## start

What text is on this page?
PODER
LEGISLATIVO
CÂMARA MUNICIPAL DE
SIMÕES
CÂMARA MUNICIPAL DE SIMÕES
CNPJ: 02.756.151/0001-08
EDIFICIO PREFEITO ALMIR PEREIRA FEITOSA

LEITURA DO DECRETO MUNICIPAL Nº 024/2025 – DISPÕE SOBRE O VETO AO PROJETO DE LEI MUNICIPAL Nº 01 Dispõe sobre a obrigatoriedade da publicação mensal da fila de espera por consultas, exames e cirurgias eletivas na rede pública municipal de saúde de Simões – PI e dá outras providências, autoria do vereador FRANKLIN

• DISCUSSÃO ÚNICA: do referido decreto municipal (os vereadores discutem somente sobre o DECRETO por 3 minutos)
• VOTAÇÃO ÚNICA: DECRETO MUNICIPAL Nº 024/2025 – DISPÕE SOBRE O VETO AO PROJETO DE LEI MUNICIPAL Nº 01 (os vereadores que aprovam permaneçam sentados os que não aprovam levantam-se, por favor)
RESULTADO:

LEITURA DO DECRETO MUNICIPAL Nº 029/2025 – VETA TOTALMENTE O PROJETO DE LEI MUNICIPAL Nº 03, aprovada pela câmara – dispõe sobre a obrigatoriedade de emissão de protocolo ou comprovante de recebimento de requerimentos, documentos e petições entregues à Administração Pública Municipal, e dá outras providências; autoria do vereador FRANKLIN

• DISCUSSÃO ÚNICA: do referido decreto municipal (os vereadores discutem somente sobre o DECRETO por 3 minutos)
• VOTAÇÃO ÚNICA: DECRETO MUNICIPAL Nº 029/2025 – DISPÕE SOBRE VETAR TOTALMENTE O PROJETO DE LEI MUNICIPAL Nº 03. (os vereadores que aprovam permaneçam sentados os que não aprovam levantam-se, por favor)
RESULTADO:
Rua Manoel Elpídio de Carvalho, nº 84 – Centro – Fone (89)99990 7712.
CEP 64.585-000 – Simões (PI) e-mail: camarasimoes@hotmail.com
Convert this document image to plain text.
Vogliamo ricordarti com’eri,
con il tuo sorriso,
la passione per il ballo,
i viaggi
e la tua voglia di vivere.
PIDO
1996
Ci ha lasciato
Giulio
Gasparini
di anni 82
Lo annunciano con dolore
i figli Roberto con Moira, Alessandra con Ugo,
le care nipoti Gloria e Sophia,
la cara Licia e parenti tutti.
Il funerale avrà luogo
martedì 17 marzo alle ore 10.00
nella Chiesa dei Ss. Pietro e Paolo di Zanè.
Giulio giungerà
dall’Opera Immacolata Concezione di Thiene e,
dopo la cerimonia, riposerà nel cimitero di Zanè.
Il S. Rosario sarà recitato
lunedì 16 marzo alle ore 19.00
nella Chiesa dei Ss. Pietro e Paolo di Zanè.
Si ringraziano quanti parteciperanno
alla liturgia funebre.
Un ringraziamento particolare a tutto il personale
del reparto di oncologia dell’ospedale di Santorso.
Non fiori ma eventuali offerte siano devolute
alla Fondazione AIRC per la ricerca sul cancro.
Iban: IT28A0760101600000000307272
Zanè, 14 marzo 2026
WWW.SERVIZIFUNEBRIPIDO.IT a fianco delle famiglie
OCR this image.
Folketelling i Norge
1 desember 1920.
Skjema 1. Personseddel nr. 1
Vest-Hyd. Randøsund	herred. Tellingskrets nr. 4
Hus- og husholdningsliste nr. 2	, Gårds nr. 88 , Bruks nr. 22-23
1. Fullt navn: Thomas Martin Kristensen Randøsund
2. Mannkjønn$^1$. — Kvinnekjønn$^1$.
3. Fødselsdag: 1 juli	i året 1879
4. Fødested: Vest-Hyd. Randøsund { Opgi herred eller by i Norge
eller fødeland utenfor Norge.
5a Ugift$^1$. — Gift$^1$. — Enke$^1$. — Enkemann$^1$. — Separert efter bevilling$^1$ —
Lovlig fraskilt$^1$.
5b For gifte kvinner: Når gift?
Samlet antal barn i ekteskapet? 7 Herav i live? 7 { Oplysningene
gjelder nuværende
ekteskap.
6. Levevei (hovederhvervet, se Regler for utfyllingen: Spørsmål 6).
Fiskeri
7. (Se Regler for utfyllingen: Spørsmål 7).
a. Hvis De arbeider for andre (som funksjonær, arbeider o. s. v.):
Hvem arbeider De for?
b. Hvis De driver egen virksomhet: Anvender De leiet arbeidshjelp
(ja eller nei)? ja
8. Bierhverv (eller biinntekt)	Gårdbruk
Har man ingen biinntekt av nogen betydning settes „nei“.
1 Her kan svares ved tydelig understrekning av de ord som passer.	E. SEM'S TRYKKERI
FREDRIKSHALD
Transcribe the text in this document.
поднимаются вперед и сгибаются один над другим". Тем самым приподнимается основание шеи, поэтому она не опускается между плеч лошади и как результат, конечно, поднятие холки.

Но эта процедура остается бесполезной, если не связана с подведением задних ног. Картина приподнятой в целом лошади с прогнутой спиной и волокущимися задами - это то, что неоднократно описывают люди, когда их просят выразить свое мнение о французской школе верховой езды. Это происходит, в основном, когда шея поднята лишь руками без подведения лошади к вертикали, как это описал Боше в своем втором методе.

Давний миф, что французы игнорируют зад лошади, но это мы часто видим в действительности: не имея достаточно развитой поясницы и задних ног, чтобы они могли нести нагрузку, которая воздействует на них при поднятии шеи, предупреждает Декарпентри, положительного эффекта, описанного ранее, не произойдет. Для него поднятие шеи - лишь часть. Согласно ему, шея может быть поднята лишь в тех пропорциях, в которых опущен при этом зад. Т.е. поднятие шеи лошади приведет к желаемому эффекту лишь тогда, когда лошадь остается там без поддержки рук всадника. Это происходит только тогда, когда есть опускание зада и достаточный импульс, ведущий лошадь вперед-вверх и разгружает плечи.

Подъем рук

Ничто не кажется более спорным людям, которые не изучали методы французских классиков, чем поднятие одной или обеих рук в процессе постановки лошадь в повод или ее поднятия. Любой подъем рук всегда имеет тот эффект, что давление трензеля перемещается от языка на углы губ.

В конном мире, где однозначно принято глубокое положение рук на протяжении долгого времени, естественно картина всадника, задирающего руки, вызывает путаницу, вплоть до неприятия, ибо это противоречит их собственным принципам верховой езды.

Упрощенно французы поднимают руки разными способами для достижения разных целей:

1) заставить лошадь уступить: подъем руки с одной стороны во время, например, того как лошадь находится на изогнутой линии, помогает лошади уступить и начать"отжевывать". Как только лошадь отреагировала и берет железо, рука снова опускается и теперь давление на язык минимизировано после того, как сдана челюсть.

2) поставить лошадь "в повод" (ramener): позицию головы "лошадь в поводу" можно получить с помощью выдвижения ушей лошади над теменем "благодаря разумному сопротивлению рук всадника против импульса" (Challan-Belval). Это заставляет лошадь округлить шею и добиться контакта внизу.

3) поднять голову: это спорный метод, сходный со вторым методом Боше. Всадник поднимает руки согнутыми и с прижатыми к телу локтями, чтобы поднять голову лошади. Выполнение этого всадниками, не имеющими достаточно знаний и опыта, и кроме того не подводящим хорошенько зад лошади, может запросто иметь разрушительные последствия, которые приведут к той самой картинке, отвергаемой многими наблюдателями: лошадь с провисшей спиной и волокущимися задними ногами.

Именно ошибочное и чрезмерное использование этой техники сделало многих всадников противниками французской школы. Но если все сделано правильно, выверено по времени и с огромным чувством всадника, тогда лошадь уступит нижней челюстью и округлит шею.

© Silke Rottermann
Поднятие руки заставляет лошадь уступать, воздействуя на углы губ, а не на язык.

## end

> **Work to be completed**: All of the entries above need to be reproduced exactly.

> **The result**:
What text is on this page?
PODER
LEGISLATIVO
CÂMARA MUNICIPAL DE
SIMÕES
CÂMARA MUNICIPAL DE SIMÕES
CNPJ: 02.756.151/0001-08
EDIFICIO PREFEITO ALMIR PEREIRA FEITOSA

LEITURA DO DECRETO MUNICIPAL Nº 024/2025 – DISPÕE SOBRE O VETO AO PROJETO DE LEI MUNICIPAL Nº 01 Dispõe sobre a obrigatoriedade da publicação mensal da fila de espera por consultas, exames e cirurgias eletivas na rede pública municipal de saúde de Simões – PI e dá outras providências, autoria do vereador FRANKLIN

• DISCUSSÃO ÚNICA: do referido decreto municipal (os vereadores discutem somente sobre o DECRETO por 3 minutos)
• VOTAÇÃO ÚNICA: DECRETO MUNICIPAL Nº 024/2025 – DISPÕE SOBRE O VETO AO PROJETO DE LEI MUNICIPAL Nº 01 (os vereadores que aprovam permaneçam sentados os que não aprovam levantam-se, por favor)
RESULTADO:

LEITURA DO DECRETO MUNICIPAL Nº 029/2025 – VETA TOTALMENTE O PROJETO DE LEI MUNICIPAL Nº 03, aprovada pela câmara – dispõe sobre a obrigatoriedade de emissão de protocolo ou comprovante de recebimento de requerimentos, documentos e petições entregues à Administração Pública Municipal, e dá outras providências; autoria do vereador FRANKLIN

• DISCUSSÃO ÚNICA: do referido decreto municipal (os vereadores discutem somente sobre o DECRETO por 3 minutos)
• VOTAÇÃO ÚNICA: DECRETO MUNICIPAL Nº 029/2025 – DISPÕE SOBRE VETAR TOTALMENTE O PROJETO DE LEI MUNICIPAL Nº 03. (os vereadores que aprovam permaneçam sentados os que não aprovam levantam-se, por favor)
RESULTADO:
Rua Manoel Elpídio de Carvalho, nº 84 – Centro – Fone (89)99990 7712.
CEP 64.585-000 – Simões (PI) e-mail: camarasimoes@hotmail.com
Convert this document image to plain text.
Vogliamo ricordarti com’eri,
con il tuo sorriso,
la passione per il ballo,
i viaggi
e la tua voglia di vivere.
PIDO
1996
Ci ha lasciato
Giulio
Gasparini
di anni 82
Lo annunciano con dolore
i figli Roberto con Moira, Alessandra con Ugo,
le care nipoti Gloria e Sophia,
la cara Licia e parenti tutti.
Il funerale avrà luogo
martedì 17 marzo alle ore 10.00
nella Chiesa dei Ss. Pietro e Paolo di Zanè.
Giulio giungerà
dall’Opera Immacolata Concezione di Thiene e,
dopo la cerimonia, riposerà nel cimitero di Zanè.
Il S. Rosario sarà recitato
lunedì 16 marzo alle ore 19.00
nella Chiesa dei Ss. Pietro e Paolo di Zanè.
Si ringraziano quanti parteciperanno
alla liturgia funebre.
Un ringraziamento particolare a tutto il personale
del reparto di oncologia dell’ospedale di Santorso.
Non fiori ma eventuali offerte siano devolute
alla Fondazione AIRC per la ricerca sul cancro.
Iban: IT28A0760101600000000307272
Zanè, 14 marzo 2026
WWW.SERVIZIFUNEBRIPIDO.IT a fianco delle famiglie
OCR this image.
Folketelling i Norge
1 desember 1920.
Skjema 1. Personseddel nr. 1
Vest-Hyd. Randøsund	herred. Tellingskrets nr. 4
Hus- og husholdningsliste nr. 2	, Gårds nr. 88 , Bruks nr. 22-23
1. Fullt navn: Thomas Martin Kristensen Randøsund
2. Mannkjønn$^1$. — Kvinnekjønn$^1$.
3. Fødselsdag: 1 juli	i året 1879
4. Fødested: Vest-Hyd. Randøsund { Opgi herred eller by i Norge
eller fødeland utenfor Norge.
5a Ugift$^1$. — Gift$^1$. — Enke$^1$. — Enkemann$^1$. — Separert efter bevilling$^1$ —
Lovlig fraskilt$^1$.
5b For gifte kvinner: Når gift?
Samlet antal barn i ekteskapet? 7 Herav i live? 7 { Oplysningene
gjelder nuværende
ekteskap.
6. Levevei (hovederhvervet, se Regler for utfyllingen: Spørsmål 6).
Fiskeri
7. (Se Regler for utfyllingen: Spørsmål 7).
a. Hvis De arbeider for andre (som funksjonær, arbeider o. s. v.):
Hvem arbeider De for?
b. Hvis De driver egen virksomhet: Anvender De leiet arbeidshjelp
(ja eller nei)? ja
8. Bierhverv (eller biinntekt)	Gårdbruk
Har man ingen biinntekt av nogen betydning settes „nei“.
1 Her kan svares ved tydelig understrekning av de ord som passer.	E. SEM'S TRYKKERI
FREDRIKSHALD
Transcribe the text in this document.
поднимаются вперед и сгибаются один над другим". Тем самым приподнимается основание шеи, поэтому она не опускается между плеч лошади и как результат, конечно, поднятие холки.

Но эта процедура остается бесполезной, если не связана с подведением задних ног. Картина приподнятой в целом лошади с прогнутой спиной и волокущимися задами - это то, что неоднократно описывают люди, когда их просят выразить свое мнение о французской школе верховой езды. Это происходит, в основном, когда шея поднята лишь руками без подведения лошади к вертикали, как это описал Боше в своем втором методе.

Давний миф, что французы игнорируют зад лошади, но это мы часто видим в действительности: не имея достаточно развитой поясницы и задних ног, чтобы они могли нести нагрузку, которая воздействует на них при поднятии шеи, предупреждает Декарпентри, положительного эффекта, описанного ранее, не произойдет. Для него поднятие шеи - лишь часть. Согласно ему, шея может быть поднята лишь в тех пропорциях, в которых опущен при этом зад. Т.е. поднятие шеи лошади приведет к желаемому эффекту лишь тогда, когда лошадь остается там без поддержки рук всадника. Это происходит только тогда, когда есть опускание зада и достаточный импульс, ведущий лошадь вперед-вверх и разгружает плечи.

Подъем рук

Ничто не кажется более спорным людям, которые не изучали методы французских классиков, чем поднятие одной или обеих рук в процессе постановки лошадь в повод или ее поднятия. Любой подъем рук всегда имеет тот эффект, что давление трензеля перемещается от языка на углы губ.

В конном мире, где однозначно принято глубокое положение рук на протяжении долгого времени, естественно картина всадника, задирающего руки, вызывает путаницу, вплоть до неприятия, ибо это противоречит их собственным принципам верховой езды.

Упрощенно французы поднимают руки разными способами для достижения разных целей:

1) заставить лошадь уступить: подъем руки с одной стороны во время, например, того как лошадь находится на изогнутой линии, помогает лошади уступить и начать"отжевывать". Как только лошадь отреагировала и берет железо, рука снова опускается и теперь давление на язык минимизировано после того, как сдана челюсть.

2) поставить лошадь "в повод" (ramener): позицию головы "лошадь в поводу" можно получить с помощью выдвижения ушей лошади над теменем "благодаря разумному сопротивлению рук всадника против импульса" (Challan-Belval). Это заставляет лошадь округлить шею и добиться контакта внизу.

3) поднять голову: это спорный метод, сходный со вторым методом Боше. Всадник поднимает руки согнутыми и с прижатыми к телу локтями, чтобы поднять голову лошади. Выполнение этого всадниками, не имеющими достаточно знаний и опыта, и кроме того не подводящим хорошенько зад лошади, может запросто иметь разрушительные последствия, которые приведут к той самой картинке, отвергаемой многими наблюдателями: лошадь с провисшей спиной и волокущимися задними ногами.

Именно ошибочное и чрезмерное использование этой техники сделало многих всадников противниками французской школы. Но если все сделано правильно, выверено по времени и с огромным чувством всадника, тогда лошадь уступит нижней челюстью и округлит шею.

© Silke Rottermann
Поднятие руки заставляет лошадь уступать, воздействуя на углы губ, а не на язык.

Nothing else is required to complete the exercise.